▶ _PROBLEM TO SOLVE_
Update the stretch from the start of the records through the line containing "volume-bar (402, 560, 407, 592)" by changing every "candle-body" to "candlestick-body". Leave everything else unchanged.

▶ _RECORDS FOR THIS EXERCISE_

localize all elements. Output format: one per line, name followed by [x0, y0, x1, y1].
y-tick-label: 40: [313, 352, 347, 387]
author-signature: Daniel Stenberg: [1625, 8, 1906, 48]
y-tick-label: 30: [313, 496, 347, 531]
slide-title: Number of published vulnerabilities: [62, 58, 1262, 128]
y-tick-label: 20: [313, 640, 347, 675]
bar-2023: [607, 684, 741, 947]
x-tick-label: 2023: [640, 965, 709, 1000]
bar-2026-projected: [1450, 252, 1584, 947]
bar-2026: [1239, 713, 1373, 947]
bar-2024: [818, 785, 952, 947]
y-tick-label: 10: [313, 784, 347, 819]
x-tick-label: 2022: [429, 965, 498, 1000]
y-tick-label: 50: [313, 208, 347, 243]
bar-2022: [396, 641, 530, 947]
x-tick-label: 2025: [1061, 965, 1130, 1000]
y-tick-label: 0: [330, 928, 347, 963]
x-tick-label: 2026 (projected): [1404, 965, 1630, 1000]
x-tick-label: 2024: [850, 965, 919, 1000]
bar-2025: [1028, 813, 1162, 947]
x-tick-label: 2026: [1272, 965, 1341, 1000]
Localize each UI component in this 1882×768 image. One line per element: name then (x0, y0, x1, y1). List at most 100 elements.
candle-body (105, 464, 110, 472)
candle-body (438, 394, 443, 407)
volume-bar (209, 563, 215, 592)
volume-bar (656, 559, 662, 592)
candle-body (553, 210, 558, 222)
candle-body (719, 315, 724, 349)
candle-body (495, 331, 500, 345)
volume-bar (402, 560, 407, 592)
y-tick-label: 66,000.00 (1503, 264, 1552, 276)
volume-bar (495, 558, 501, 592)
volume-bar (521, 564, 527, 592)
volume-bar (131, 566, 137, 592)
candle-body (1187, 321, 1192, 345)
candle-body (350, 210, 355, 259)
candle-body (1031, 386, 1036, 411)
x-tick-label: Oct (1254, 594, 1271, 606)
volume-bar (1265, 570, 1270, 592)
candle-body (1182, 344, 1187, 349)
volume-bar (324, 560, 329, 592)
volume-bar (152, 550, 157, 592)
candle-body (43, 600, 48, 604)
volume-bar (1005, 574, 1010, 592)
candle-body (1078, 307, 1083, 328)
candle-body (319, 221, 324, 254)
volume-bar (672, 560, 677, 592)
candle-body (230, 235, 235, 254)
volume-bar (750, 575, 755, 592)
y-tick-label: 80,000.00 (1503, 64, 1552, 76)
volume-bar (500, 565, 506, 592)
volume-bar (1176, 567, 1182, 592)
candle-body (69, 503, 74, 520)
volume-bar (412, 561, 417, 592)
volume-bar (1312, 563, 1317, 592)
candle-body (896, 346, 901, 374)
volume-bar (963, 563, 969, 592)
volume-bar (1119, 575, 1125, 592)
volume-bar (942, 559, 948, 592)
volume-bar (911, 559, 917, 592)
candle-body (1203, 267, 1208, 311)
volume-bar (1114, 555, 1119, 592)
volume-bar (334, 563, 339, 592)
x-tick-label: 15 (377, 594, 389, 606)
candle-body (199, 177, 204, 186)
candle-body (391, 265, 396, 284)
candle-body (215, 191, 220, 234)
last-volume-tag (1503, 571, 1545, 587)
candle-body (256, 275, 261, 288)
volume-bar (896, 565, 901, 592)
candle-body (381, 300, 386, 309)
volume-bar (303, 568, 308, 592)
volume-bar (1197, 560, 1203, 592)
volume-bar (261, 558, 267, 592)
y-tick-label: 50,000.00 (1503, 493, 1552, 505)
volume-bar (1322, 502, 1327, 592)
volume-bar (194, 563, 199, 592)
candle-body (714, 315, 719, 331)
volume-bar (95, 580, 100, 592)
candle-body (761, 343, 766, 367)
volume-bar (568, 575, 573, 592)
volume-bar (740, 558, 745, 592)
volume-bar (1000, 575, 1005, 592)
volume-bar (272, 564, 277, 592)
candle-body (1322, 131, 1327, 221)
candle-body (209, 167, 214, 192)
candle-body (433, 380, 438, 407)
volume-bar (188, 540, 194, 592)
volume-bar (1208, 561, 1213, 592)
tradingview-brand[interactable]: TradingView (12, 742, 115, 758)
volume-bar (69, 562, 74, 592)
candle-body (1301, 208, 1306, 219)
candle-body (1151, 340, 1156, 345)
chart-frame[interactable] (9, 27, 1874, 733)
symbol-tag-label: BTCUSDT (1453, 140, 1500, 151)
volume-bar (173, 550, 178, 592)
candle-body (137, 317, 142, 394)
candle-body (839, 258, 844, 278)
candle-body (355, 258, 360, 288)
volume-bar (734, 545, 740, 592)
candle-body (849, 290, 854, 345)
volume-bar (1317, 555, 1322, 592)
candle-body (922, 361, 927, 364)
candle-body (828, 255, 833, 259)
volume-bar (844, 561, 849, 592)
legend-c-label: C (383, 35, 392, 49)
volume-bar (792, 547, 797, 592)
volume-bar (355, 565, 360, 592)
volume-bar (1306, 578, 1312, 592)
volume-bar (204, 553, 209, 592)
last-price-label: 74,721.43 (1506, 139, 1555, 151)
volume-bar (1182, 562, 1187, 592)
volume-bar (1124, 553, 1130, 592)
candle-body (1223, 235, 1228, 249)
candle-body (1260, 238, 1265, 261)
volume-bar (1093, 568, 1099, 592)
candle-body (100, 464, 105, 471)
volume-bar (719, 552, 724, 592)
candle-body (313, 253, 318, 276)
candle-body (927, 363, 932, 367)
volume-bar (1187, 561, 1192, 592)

▶ _TASK ANSWER_
localize all elements. Output format: one per line, name followed by [x0, y0, x1, y1].
y-tick-label: 40: [313, 352, 347, 387]
author-signature: Daniel Stenberg: [1625, 8, 1906, 48]
y-tick-label: 30: [313, 496, 347, 531]
slide-title: Number of published vulnerabilities: [62, 58, 1262, 128]
y-tick-label: 20: [313, 640, 347, 675]
bar-2023: [607, 684, 741, 947]
x-tick-label: 2023: [640, 965, 709, 1000]
bar-2026-projected: [1450, 252, 1584, 947]
bar-2026: [1239, 713, 1373, 947]
bar-2024: [818, 785, 952, 947]
y-tick-label: 10: [313, 784, 347, 819]
x-tick-label: 2022: [429, 965, 498, 1000]
y-tick-label: 50: [313, 208, 347, 243]
bar-2022: [396, 641, 530, 947]
x-tick-label: 2025: [1061, 965, 1130, 1000]
y-tick-label: 0: [330, 928, 347, 963]
x-tick-label: 2026 (projected): [1404, 965, 1630, 1000]
x-tick-label: 2024: [850, 965, 919, 1000]
bar-2025: [1028, 813, 1162, 947]
x-tick-label: 2026: [1272, 965, 1341, 1000]
Localize each UI component in this 1882×768 image. One line per element: name then (x0, y0, x1, y1). List at most 100 elements.
candlestick-body (105, 464, 110, 472)
candlestick-body (438, 394, 443, 407)
volume-bar (209, 563, 215, 592)
volume-bar (656, 559, 662, 592)
candlestick-body (553, 210, 558, 222)
candlestick-body (719, 315, 724, 349)
candlestick-body (495, 331, 500, 345)
volume-bar (402, 560, 407, 592)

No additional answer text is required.